DATA FOR THE TASK –
>>

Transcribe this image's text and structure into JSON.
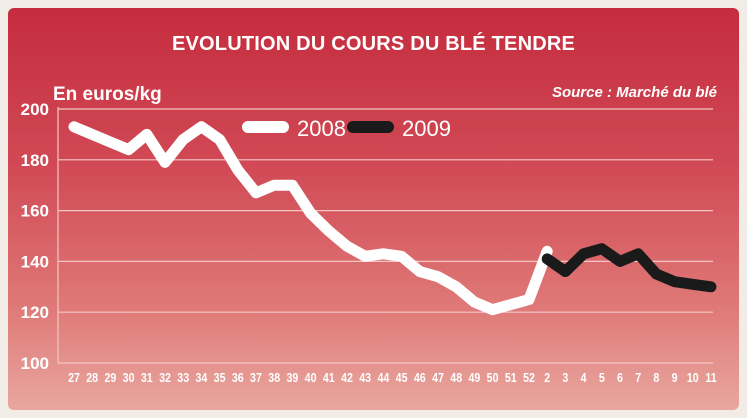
{
  "header": {
    "title": "EVOLUTION DU COURS DU BLÉ TENDRE",
    "units": "En euros/kg",
    "source": "Source : Marché du blé"
  },
  "colors": {
    "grid": "#f4c6c6",
    "series_2008": "#ffffff",
    "series_2009": "#1a1a1a",
    "text": "#ffffff"
  },
  "chart_data": {
    "type": "line",
    "title": "EVOLUTION DU COURS DU BLÉ TENDRE",
    "ylabel": "En euros/kg",
    "xlabel": "",
    "ylim": [
      100,
      200
    ],
    "yticks": [
      100,
      120,
      140,
      160,
      180,
      200
    ],
    "grid": true,
    "legend": "top-center",
    "categories": [
      "27",
      "28",
      "29",
      "30",
      "31",
      "32",
      "33",
      "34",
      "35",
      "36",
      "37",
      "38",
      "39",
      "40",
      "41",
      "42",
      "43",
      "44",
      "45",
      "46",
      "47",
      "48",
      "49",
      "50",
      "51",
      "52",
      "2",
      "3",
      "4",
      "5",
      "6",
      "7",
      "8",
      "9",
      "10",
      "11"
    ],
    "series": [
      {
        "name": "2008",
        "x": [
          "27",
          "28",
          "29",
          "30",
          "31",
          "32",
          "33",
          "34",
          "35",
          "36",
          "37",
          "38",
          "39",
          "40",
          "41",
          "42",
          "43",
          "44",
          "45",
          "46",
          "47",
          "48",
          "49",
          "50",
          "51",
          "52",
          "2"
        ],
        "values": [
          193,
          190,
          187,
          184,
          190,
          179,
          188,
          193,
          188,
          176,
          167,
          170,
          170,
          159,
          152,
          146,
          142,
          143,
          142,
          136,
          134,
          130,
          124,
          121,
          123,
          125,
          144
        ]
      },
      {
        "name": "2009",
        "x": [
          "2",
          "3",
          "4",
          "5",
          "6",
          "7",
          "8",
          "9",
          "10",
          "11"
        ],
        "values": [
          141,
          136,
          143,
          145,
          140,
          143,
          135,
          132,
          131,
          130
        ]
      }
    ]
  }
}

<<

STATED GOAL –
Return the listing above in full and without alteration, excluding its pictures.

ANSWER TO THE PROBLEM –
Transcribe this image's text and structure into JSON.
{
  "header": {
    "title": "EVOLUTION DU COURS DU BLÉ TENDRE",
    "units": "En euros/kg",
    "source": "Source : Marché du blé"
  },
  "colors": {
    "grid": "#f4c6c6",
    "series_2008": "#ffffff",
    "series_2009": "#1a1a1a",
    "text": "#ffffff"
  },
  "chart_data": {
    "type": "line",
    "title": "EVOLUTION DU COURS DU BLÉ TENDRE",
    "ylabel": "En euros/kg",
    "xlabel": "",
    "ylim": [
      100,
      200
    ],
    "yticks": [
      100,
      120,
      140,
      160,
      180,
      200
    ],
    "grid": true,
    "legend": "top-center",
    "categories": [
      "27",
      "28",
      "29",
      "30",
      "31",
      "32",
      "33",
      "34",
      "35",
      "36",
      "37",
      "38",
      "39",
      "40",
      "41",
      "42",
      "43",
      "44",
      "45",
      "46",
      "47",
      "48",
      "49",
      "50",
      "51",
      "52",
      "2",
      "3",
      "4",
      "5",
      "6",
      "7",
      "8",
      "9",
      "10",
      "11"
    ],
    "series": [
      {
        "name": "2008",
        "x": [
          "27",
          "28",
          "29",
          "30",
          "31",
          "32",
          "33",
          "34",
          "35",
          "36",
          "37",
          "38",
          "39",
          "40",
          "41",
          "42",
          "43",
          "44",
          "45",
          "46",
          "47",
          "48",
          "49",
          "50",
          "51",
          "52",
          "2"
        ],
        "values": [
          193,
          190,
          187,
          184,
          190,
          179,
          188,
          193,
          188,
          176,
          167,
          170,
          170,
          159,
          152,
          146,
          142,
          143,
          142,
          136,
          134,
          130,
          124,
          121,
          123,
          125,
          144
        ]
      },
      {
        "name": "2009",
        "x": [
          "2",
          "3",
          "4",
          "5",
          "6",
          "7",
          "8",
          "9",
          "10",
          "11"
        ],
        "values": [
          141,
          136,
          143,
          145,
          140,
          143,
          135,
          132,
          131,
          130
        ]
      }
    ]
  }
}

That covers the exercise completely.